* Begin *

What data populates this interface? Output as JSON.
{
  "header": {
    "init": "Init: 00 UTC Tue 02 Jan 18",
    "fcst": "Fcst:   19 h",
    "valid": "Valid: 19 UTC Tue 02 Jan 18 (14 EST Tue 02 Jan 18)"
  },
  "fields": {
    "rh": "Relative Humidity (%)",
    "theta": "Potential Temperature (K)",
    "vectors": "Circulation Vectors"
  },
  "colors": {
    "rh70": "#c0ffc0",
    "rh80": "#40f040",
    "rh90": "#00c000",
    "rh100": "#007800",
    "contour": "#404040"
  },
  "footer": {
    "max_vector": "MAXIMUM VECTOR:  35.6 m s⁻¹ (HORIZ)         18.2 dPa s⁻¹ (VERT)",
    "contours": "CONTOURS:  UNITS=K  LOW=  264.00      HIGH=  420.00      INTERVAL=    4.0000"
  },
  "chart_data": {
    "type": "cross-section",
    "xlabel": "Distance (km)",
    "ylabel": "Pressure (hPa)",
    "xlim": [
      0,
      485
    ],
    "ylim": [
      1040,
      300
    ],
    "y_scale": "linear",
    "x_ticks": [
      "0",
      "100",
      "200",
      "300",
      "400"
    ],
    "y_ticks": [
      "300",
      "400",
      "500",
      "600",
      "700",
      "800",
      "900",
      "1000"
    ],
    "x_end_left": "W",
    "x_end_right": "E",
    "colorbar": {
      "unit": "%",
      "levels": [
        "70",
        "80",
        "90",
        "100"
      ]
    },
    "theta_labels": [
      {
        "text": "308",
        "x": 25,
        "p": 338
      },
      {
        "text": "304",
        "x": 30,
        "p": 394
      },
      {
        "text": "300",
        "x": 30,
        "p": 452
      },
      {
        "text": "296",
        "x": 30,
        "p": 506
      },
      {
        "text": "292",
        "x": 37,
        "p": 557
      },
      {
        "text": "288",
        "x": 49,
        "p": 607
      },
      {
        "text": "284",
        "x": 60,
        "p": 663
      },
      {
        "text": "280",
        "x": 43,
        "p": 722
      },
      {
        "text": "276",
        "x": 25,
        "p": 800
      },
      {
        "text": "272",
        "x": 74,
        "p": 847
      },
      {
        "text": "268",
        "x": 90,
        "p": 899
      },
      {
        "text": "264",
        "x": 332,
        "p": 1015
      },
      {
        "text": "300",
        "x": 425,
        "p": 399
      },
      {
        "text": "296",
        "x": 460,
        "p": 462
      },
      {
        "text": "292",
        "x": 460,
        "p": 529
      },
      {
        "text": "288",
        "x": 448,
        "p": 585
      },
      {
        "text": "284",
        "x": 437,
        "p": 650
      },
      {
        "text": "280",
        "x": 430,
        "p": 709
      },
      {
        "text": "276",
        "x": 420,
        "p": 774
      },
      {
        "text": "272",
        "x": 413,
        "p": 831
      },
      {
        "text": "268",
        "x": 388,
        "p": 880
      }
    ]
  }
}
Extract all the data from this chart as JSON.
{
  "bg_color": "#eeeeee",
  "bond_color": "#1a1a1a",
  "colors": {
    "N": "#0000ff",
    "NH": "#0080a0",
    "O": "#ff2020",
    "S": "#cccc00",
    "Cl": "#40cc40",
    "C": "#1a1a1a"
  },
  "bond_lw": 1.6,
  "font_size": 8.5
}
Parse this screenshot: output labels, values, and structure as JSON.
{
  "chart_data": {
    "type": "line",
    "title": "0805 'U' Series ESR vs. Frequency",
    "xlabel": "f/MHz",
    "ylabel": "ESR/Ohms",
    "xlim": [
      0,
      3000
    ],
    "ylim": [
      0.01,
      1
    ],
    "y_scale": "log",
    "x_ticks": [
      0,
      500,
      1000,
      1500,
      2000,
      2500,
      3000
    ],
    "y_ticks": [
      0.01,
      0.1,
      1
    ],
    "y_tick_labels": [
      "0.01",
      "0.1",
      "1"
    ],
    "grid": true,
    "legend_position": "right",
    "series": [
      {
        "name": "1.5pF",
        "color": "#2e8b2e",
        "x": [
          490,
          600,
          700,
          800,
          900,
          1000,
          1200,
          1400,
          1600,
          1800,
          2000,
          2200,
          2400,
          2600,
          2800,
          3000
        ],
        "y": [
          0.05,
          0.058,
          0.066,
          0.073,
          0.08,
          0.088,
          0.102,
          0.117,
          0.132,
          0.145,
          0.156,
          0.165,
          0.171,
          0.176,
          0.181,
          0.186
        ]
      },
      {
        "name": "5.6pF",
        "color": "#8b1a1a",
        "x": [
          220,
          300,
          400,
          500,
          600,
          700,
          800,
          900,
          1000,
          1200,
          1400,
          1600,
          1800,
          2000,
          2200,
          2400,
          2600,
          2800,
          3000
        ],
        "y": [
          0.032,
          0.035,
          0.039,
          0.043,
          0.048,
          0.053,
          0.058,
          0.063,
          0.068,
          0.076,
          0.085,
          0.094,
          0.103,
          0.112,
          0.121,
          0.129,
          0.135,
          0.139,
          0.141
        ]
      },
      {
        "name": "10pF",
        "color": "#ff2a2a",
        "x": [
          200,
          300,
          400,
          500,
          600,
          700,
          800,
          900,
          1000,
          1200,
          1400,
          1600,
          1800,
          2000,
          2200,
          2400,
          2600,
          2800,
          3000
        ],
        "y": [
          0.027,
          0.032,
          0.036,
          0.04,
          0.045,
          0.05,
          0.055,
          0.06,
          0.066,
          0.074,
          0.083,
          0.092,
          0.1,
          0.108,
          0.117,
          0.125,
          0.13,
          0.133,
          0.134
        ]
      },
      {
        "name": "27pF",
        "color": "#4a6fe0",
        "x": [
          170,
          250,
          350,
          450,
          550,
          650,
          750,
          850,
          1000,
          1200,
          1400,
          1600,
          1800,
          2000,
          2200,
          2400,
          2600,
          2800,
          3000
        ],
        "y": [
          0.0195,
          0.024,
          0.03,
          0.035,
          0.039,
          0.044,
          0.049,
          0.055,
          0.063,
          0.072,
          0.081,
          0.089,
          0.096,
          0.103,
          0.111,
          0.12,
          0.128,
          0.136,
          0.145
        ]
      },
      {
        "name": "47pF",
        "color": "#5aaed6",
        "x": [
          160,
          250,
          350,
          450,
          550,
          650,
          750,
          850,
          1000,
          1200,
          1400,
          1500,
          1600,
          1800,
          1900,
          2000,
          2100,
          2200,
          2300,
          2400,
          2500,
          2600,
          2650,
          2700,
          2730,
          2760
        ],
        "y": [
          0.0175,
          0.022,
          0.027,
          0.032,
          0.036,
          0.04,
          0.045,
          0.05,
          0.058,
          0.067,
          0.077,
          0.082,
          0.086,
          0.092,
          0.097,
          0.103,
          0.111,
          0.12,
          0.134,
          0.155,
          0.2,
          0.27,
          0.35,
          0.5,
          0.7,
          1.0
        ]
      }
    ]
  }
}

* End *

_Aim of the task_
Identify each line containing the string "this" and copy it out.

_Task result_
What data populates this interface? Output as JSON.
Extract all the data from this chart as JSON.
Parse this screenshot: output labels, values, and structure as JSON.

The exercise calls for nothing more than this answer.